Only lines with the string "name" matter here; gather them from the material below.

Chart and figure data:
————————

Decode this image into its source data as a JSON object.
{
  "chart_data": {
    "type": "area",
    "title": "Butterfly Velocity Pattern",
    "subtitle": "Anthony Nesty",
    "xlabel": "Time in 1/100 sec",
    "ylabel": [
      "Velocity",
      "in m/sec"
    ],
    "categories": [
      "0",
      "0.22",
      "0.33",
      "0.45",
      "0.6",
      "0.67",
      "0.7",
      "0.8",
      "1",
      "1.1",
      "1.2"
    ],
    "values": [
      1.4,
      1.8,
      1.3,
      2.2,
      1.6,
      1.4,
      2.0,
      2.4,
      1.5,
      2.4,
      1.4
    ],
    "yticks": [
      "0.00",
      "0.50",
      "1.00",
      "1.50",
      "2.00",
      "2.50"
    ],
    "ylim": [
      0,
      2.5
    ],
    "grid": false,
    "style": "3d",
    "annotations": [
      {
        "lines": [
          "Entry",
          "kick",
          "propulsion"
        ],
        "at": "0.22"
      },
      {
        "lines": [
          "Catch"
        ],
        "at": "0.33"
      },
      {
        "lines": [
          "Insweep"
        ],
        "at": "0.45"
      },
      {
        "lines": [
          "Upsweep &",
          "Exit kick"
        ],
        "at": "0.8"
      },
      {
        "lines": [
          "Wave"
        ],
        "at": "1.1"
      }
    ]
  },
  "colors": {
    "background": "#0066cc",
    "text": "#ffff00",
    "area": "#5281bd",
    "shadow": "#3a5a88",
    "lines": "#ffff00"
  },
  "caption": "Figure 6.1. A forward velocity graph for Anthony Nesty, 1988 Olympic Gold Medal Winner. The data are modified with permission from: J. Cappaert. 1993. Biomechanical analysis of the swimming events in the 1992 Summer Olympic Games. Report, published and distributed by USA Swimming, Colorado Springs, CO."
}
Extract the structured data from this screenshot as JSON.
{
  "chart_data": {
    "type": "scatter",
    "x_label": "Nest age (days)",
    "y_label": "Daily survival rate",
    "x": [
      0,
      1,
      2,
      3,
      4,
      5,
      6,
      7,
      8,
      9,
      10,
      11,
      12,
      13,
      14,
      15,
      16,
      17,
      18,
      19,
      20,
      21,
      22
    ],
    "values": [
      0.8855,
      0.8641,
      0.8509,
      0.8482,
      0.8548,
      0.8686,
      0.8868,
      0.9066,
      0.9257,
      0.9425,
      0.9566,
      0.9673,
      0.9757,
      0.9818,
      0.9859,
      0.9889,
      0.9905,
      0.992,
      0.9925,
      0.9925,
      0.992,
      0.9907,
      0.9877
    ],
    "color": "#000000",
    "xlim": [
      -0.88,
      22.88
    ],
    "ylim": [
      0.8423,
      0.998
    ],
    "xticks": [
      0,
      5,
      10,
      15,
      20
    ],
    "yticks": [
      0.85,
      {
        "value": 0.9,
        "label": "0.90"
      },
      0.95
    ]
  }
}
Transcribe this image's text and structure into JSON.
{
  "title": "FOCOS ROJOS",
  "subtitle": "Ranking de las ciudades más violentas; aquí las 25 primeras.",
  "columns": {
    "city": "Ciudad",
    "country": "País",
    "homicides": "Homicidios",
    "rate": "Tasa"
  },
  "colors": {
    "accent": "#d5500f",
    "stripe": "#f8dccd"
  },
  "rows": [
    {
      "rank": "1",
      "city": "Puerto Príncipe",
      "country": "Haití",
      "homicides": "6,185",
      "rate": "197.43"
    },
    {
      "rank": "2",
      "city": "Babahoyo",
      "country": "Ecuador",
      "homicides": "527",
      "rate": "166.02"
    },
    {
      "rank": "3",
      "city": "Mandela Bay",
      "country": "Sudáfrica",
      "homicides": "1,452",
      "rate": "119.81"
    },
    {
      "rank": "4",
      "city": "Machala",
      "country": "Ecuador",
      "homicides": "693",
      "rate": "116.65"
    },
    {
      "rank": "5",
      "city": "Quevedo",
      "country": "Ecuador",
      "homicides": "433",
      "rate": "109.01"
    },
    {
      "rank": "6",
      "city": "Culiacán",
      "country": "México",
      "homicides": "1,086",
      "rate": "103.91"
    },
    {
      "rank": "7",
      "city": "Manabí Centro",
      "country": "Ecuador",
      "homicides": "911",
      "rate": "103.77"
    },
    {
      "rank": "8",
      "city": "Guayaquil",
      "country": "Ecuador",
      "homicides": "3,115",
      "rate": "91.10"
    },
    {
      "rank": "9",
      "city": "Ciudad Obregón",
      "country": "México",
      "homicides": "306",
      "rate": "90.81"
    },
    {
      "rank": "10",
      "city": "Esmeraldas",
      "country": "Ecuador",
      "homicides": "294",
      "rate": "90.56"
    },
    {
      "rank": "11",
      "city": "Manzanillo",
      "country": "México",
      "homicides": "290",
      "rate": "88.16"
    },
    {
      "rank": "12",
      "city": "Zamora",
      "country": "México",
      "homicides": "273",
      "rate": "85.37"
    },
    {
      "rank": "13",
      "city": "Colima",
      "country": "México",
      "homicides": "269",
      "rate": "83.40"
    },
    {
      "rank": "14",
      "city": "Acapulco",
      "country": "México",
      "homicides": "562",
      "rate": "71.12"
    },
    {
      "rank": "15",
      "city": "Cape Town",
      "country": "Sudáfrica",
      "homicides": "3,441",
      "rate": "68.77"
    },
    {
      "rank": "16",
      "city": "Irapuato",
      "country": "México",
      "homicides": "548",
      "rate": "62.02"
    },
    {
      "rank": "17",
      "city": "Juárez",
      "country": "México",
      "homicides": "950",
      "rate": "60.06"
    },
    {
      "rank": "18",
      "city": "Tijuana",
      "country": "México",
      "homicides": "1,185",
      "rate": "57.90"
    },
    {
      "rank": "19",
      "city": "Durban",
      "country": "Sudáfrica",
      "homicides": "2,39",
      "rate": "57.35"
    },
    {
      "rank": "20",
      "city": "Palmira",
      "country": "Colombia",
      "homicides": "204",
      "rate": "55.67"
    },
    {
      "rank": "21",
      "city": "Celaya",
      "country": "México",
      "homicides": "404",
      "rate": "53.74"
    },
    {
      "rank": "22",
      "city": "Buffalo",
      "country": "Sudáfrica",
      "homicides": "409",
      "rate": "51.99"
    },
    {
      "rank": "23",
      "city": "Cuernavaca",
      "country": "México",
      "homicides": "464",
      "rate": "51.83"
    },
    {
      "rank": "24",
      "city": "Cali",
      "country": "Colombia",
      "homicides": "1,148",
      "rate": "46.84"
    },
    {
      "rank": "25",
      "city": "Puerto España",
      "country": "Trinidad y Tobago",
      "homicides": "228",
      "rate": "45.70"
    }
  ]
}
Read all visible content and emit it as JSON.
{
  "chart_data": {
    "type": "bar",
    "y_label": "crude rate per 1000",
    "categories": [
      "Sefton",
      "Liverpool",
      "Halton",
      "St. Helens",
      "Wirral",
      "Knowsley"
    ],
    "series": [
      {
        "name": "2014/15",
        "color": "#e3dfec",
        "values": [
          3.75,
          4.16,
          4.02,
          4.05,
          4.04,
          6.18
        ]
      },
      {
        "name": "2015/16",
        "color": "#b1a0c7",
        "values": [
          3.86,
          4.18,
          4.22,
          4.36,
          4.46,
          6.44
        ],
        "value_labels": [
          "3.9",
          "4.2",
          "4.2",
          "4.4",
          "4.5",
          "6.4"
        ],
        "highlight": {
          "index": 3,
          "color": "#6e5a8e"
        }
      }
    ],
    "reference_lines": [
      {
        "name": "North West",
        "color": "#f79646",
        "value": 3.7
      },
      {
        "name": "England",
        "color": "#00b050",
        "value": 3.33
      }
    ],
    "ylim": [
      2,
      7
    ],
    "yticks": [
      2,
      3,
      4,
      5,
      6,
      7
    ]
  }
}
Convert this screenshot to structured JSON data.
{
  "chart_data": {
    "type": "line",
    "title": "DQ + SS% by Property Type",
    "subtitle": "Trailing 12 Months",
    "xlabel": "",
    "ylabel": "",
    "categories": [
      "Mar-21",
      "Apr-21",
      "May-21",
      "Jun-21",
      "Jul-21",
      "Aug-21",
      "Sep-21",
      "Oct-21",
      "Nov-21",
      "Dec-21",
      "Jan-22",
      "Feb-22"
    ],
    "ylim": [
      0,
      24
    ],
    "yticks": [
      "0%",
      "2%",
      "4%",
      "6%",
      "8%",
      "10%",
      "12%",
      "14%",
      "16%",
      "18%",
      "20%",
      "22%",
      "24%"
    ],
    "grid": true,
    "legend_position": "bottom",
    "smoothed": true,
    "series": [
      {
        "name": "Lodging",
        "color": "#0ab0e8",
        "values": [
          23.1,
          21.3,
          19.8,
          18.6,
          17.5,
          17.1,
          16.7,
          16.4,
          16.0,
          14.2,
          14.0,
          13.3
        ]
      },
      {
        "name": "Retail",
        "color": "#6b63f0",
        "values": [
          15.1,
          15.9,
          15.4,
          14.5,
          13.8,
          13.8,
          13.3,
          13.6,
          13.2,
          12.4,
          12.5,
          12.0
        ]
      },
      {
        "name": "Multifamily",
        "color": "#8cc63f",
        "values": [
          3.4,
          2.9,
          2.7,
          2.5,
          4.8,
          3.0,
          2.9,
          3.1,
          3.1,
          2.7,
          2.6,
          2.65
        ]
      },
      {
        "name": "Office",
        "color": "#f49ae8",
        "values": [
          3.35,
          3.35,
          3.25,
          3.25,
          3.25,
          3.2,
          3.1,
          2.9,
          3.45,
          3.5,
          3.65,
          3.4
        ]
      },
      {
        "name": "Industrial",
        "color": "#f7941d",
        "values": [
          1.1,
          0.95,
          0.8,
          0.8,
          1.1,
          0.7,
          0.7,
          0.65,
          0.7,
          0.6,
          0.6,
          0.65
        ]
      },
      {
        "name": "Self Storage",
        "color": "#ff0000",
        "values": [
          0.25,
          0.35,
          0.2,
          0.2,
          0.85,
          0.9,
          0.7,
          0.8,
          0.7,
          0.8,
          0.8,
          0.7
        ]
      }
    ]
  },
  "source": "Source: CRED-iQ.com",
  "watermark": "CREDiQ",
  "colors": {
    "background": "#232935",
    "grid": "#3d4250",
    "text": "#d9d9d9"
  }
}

————————

● **WRITTEN RESPONSE**:
        "name": "2014/15",
        "name": "2015/16",
        "name": "North West",
        "name": "England",
        "name": "Lodging",
        "name": "Retail",
        "name": "Multifamily",
        "name": "Office",
        "name": "Industrial",
        "name": "Self Storage",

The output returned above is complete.